REQUIREMENT: Transcribe every entry below word for word, but skip the pictures.

Entries taken from a collection
----

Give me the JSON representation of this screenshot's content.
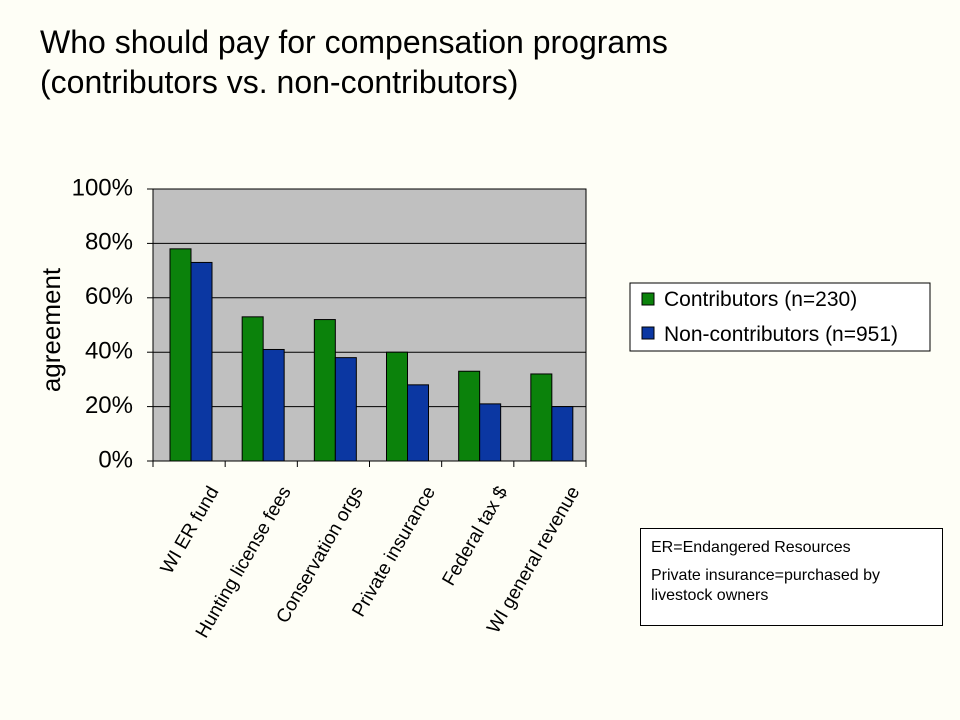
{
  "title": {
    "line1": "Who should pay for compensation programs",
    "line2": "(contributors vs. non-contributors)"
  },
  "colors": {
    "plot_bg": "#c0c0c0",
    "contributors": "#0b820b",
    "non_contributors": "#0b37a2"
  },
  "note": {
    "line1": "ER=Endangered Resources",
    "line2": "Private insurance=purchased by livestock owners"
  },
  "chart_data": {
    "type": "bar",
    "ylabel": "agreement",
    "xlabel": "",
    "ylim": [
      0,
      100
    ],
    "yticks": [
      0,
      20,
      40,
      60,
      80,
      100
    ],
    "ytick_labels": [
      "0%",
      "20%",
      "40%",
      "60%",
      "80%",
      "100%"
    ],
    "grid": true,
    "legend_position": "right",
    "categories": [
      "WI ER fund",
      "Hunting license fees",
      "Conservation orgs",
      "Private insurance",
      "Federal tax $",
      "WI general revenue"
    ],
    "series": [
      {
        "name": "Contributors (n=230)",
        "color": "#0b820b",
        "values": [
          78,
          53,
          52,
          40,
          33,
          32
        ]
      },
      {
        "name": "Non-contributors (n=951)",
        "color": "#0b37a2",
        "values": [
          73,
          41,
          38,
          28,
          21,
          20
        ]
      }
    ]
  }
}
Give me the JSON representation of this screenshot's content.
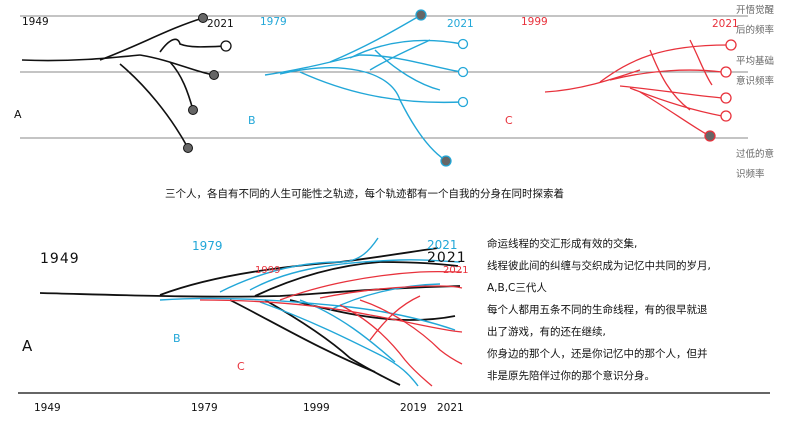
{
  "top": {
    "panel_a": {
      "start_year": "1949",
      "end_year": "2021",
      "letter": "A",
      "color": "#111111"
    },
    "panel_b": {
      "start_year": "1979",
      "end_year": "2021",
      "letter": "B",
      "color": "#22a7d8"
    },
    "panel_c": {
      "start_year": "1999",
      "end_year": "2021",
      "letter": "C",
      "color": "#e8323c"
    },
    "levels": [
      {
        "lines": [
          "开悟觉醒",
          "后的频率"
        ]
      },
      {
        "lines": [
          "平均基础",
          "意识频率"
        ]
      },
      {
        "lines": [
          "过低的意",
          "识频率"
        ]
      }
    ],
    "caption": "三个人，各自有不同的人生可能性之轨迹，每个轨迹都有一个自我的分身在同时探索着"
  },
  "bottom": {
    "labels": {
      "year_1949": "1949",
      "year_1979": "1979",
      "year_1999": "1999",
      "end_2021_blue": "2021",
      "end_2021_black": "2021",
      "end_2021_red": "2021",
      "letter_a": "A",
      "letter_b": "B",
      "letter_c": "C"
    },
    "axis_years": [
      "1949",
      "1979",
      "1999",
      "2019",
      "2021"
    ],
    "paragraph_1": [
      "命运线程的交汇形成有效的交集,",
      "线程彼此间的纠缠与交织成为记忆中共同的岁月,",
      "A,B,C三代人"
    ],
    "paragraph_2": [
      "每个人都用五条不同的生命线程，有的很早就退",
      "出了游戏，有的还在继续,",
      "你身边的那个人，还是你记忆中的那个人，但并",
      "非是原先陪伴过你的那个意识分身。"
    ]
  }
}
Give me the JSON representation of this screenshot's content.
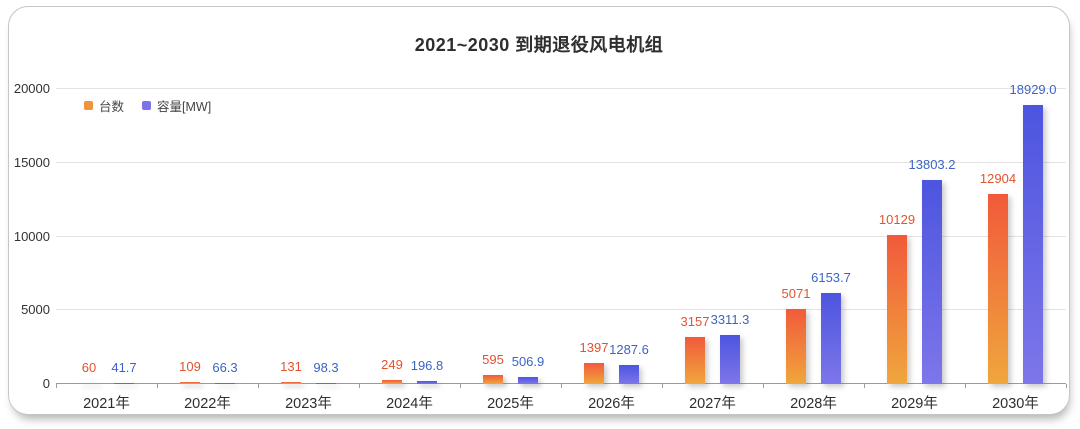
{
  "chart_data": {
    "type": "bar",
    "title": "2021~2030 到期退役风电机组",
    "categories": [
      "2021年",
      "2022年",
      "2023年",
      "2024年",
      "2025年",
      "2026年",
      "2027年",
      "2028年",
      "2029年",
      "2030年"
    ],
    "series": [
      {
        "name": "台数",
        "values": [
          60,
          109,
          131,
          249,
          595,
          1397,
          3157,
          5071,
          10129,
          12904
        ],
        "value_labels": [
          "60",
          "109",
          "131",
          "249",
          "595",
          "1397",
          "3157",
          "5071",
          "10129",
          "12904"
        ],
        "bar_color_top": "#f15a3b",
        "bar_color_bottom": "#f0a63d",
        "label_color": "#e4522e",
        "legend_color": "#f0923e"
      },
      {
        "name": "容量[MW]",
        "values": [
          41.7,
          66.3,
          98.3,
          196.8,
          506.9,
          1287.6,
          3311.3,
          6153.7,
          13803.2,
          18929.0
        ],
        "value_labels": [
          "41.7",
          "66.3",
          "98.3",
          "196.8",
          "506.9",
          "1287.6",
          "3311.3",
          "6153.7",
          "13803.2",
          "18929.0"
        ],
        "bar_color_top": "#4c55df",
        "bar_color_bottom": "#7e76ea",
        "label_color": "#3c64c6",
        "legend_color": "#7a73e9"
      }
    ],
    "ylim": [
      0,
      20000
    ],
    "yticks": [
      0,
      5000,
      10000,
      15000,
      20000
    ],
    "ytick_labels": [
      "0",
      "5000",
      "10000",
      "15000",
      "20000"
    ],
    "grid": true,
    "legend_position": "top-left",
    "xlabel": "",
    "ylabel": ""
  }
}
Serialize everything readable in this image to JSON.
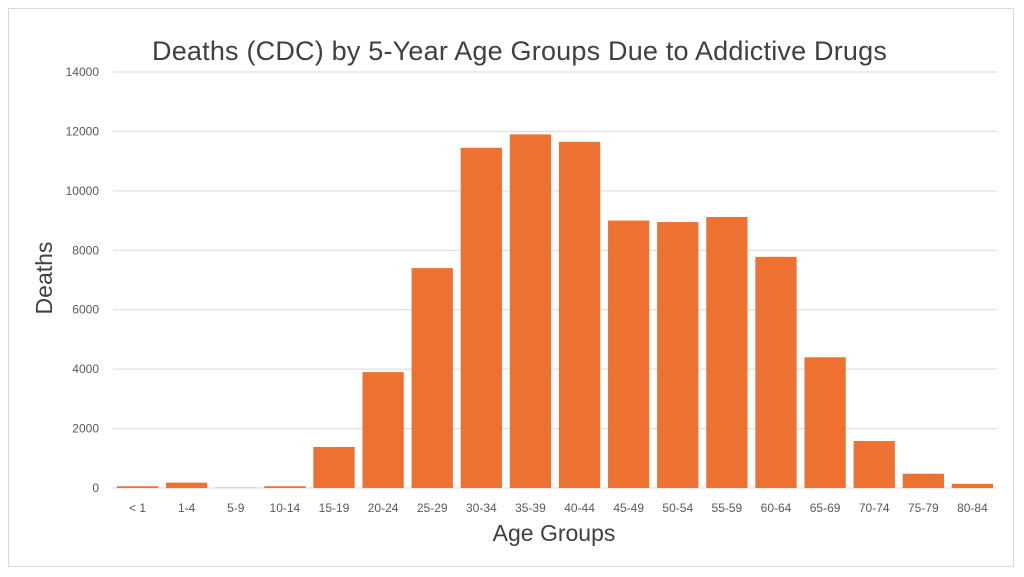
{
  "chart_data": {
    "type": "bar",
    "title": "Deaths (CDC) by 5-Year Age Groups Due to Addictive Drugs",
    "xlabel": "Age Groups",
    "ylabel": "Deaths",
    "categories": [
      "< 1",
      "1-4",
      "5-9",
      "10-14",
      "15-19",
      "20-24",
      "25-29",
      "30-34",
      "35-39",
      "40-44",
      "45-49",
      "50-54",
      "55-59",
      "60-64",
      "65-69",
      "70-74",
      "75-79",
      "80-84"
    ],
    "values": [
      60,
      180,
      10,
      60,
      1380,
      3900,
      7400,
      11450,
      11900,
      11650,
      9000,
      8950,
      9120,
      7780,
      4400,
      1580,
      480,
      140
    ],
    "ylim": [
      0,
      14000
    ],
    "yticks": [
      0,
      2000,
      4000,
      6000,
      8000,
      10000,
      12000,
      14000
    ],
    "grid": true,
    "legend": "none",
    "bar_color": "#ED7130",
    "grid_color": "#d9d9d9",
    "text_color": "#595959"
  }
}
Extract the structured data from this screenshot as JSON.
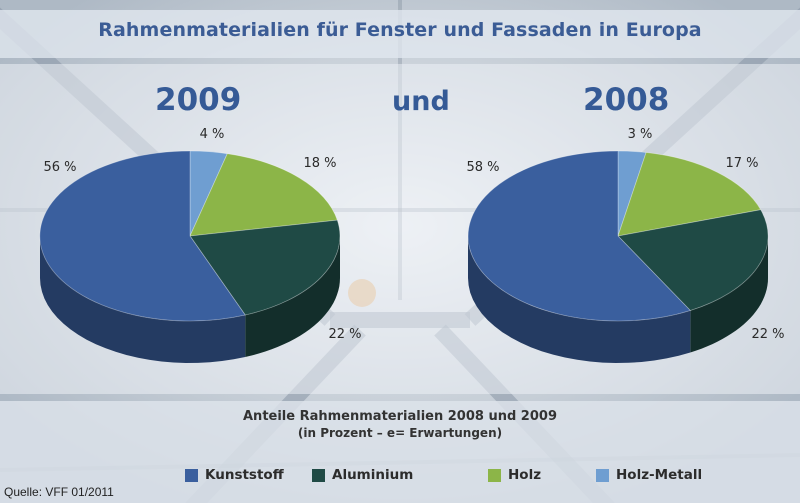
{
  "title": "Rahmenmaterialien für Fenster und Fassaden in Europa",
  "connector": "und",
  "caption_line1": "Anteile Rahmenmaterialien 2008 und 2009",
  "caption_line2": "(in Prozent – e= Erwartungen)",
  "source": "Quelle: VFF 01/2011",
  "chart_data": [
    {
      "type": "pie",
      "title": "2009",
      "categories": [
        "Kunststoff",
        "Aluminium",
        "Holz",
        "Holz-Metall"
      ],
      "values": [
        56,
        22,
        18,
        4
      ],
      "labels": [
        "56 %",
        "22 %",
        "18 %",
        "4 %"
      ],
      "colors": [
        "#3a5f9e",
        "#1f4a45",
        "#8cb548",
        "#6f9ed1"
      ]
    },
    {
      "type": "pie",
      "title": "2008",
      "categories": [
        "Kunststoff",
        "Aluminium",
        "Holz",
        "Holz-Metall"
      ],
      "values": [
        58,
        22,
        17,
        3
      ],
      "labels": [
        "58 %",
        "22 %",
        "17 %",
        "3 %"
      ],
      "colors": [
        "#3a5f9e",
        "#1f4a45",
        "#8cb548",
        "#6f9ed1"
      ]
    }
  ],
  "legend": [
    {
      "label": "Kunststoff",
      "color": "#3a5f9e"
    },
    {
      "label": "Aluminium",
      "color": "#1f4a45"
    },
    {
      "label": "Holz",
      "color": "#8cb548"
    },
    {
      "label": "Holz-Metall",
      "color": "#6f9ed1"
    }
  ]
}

----

THE SOLUTION:
Give me the JSON representation of this screenshot's content.
{
  "title": {
    "line1": "Who should pay for compensation programs",
    "line2": "(contributors vs. non-contributors)"
  },
  "colors": {
    "plot_bg": "#c0c0c0",
    "contributors": "#0b820b",
    "non_contributors": "#0b37a2"
  },
  "note": {
    "line1": "ER=Endangered Resources",
    "line2": "Private insurance=purchased by livestock owners"
  },
  "chart_data": {
    "type": "bar",
    "ylabel": "agreement",
    "xlabel": "",
    "ylim": [
      0,
      100
    ],
    "yticks": [
      0,
      20,
      40,
      60,
      80,
      100
    ],
    "ytick_labels": [
      "0%",
      "20%",
      "40%",
      "60%",
      "80%",
      "100%"
    ],
    "grid": true,
    "legend_position": "right",
    "categories": [
      "WI ER fund",
      "Hunting license fees",
      "Conservation orgs",
      "Private insurance",
      "Federal tax $",
      "WI general revenue"
    ],
    "series": [
      {
        "name": "Contributors (n=230)",
        "color": "#0b820b",
        "values": [
          78,
          53,
          52,
          40,
          33,
          32
        ]
      },
      {
        "name": "Non-contributors (n=951)",
        "color": "#0b37a2",
        "values": [
          73,
          41,
          38,
          28,
          21,
          20
        ]
      }
    ]
  }
}
Give me the JSON representation of this screenshot's content.
{
  "top": {
    "panel_a": {
      "start_year": "1949",
      "end_year": "2021",
      "letter": "A",
      "color": "#111111"
    },
    "panel_b": {
      "start_year": "1979",
      "end_year": "2021",
      "letter": "B",
      "color": "#22a7d8"
    },
    "panel_c": {
      "start_year": "1999",
      "end_year": "2021",
      "letter": "C",
      "color": "#e8323c"
    },
    "levels": [
      {
        "lines": [
          "开悟觉醒",
          "后的频率"
        ]
      },
      {
        "lines": [
          "平均基础",
          "意识频率"
        ]
      },
      {
        "lines": [
          "过低的意",
          "识频率"
        ]
      }
    ],
    "caption": "三个人，各自有不同的人生可能性之轨迹，每个轨迹都有一个自我的分身在同时探索着"
  },
  "bottom": {
    "labels": {
      "year_1949": "1949",
      "year_1979": "1979",
      "year_1999": "1999",
      "end_2021_blue": "2021",
      "end_2021_black": "2021",
      "end_2021_red": "2021",
      "letter_a": "A",
      "letter_b": "B",
      "letter_c": "C"
    },
    "axis_years": [
      "1949",
      "1979",
      "1999",
      "2019",
      "2021"
    ],
    "paragraph_1": [
      "命运线程的交汇形成有效的交集,",
      "线程彼此间的纠缠与交织成为记忆中共同的岁月,",
      "A,B,C三代人"
    ],
    "paragraph_2": [
      "每个人都用五条不同的生命线程，有的很早就退",
      "出了游戏，有的还在继续,",
      "你身边的那个人，还是你记忆中的那个人，但并",
      "非是原先陪伴过你的那个意识分身。"
    ]
  }
}
Give me the JSON representation of this screenshot's content.
{
  "chart_data": {
    "type": "bar",
    "title": "2021~2030 到期退役风电机组",
    "categories": [
      "2021年",
      "2022年",
      "2023年",
      "2024年",
      "2025年",
      "2026年",
      "2027年",
      "2028年",
      "2029年",
      "2030年"
    ],
    "series": [
      {
        "name": "台数",
        "values": [
          60,
          109,
          131,
          249,
          595,
          1397,
          3157,
          5071,
          10129,
          12904
        ],
        "value_labels": [
          "60",
          "109",
          "131",
          "249",
          "595",
          "1397",
          "3157",
          "5071",
          "10129",
          "12904"
        ],
        "bar_color_top": "#f15a3b",
        "bar_color_bottom": "#f0a63d",
        "label_color": "#e4522e",
        "legend_color": "#f0923e"
      },
      {
        "name": "容量[MW]",
        "values": [
          41.7,
          66.3,
          98.3,
          196.8,
          506.9,
          1287.6,
          3311.3,
          6153.7,
          13803.2,
          18929.0
        ],
        "value_labels": [
          "41.7",
          "66.3",
          "98.3",
          "196.8",
          "506.9",
          "1287.6",
          "3311.3",
          "6153.7",
          "13803.2",
          "18929.0"
        ],
        "bar_color_top": "#4c55df",
        "bar_color_bottom": "#7e76ea",
        "label_color": "#3c64c6",
        "legend_color": "#7a73e9"
      }
    ],
    "ylim": [
      0,
      20000
    ],
    "yticks": [
      0,
      5000,
      10000,
      15000,
      20000
    ],
    "ytick_labels": [
      "0",
      "5000",
      "10000",
      "15000",
      "20000"
    ],
    "grid": true,
    "legend_position": "top-left",
    "xlabel": "",
    "ylabel": ""
  }
}
Serialize everything readable in this image to JSON.
{
  "chart_data": {
    "type": "bar",
    "title": "Deaths (CDC) by 5-Year Age Groups Due to Addictive Drugs",
    "xlabel": "Age Groups",
    "ylabel": "Deaths",
    "categories": [
      "< 1",
      "1-4",
      "5-9",
      "10-14",
      "15-19",
      "20-24",
      "25-29",
      "30-34",
      "35-39",
      "40-44",
      "45-49",
      "50-54",
      "55-59",
      "60-64",
      "65-69",
      "70-74",
      "75-79",
      "80-84"
    ],
    "values": [
      60,
      180,
      10,
      60,
      1380,
      3900,
      7400,
      11450,
      11900,
      11650,
      9000,
      8950,
      9120,
      7780,
      4400,
      1580,
      480,
      140
    ],
    "ylim": [
      0,
      14000
    ],
    "yticks": [
      0,
      2000,
      4000,
      6000,
      8000,
      10000,
      12000,
      14000
    ],
    "grid": true,
    "legend": "none",
    "bar_color": "#ED7130",
    "grid_color": "#d9d9d9",
    "text_color": "#595959"
  }
}
Extract the structured data from this screenshot as JSON.
{
  "title": "Rahmenmaterialien für Fenster und Fassaden in Europa",
  "connector": "und",
  "caption_line1": "Anteile Rahmenmaterialien 2008 und 2009",
  "caption_line2": "(in Prozent – e= Erwartungen)",
  "source": "Quelle: VFF 01/2011",
  "chart_data": [
    {
      "type": "pie",
      "title": "2009",
      "categories": [
        "Kunststoff",
        "Aluminium",
        "Holz",
        "Holz-Metall"
      ],
      "values": [
        56,
        22,
        18,
        4
      ],
      "labels": [
        "56 %",
        "22 %",
        "18 %",
        "4 %"
      ],
      "colors": [
        "#3a5f9e",
        "#1f4a45",
        "#8cb548",
        "#6f9ed1"
      ]
    },
    {
      "type": "pie",
      "title": "2008",
      "categories": [
        "Kunststoff",
        "Aluminium",
        "Holz",
        "Holz-Metall"
      ],
      "values": [
        58,
        22,
        17,
        3
      ],
      "labels": [
        "58 %",
        "22 %",
        "17 %",
        "3 %"
      ],
      "colors": [
        "#3a5f9e",
        "#1f4a45",
        "#8cb548",
        "#6f9ed1"
      ]
    }
  ],
  "legend": [
    {
      "label": "Kunststoff",
      "color": "#3a5f9e"
    },
    {
      "label": "Aluminium",
      "color": "#1f4a45"
    },
    {
      "label": "Holz",
      "color": "#8cb548"
    },
    {
      "label": "Holz-Metall",
      "color": "#6f9ed1"
    }
  ]
}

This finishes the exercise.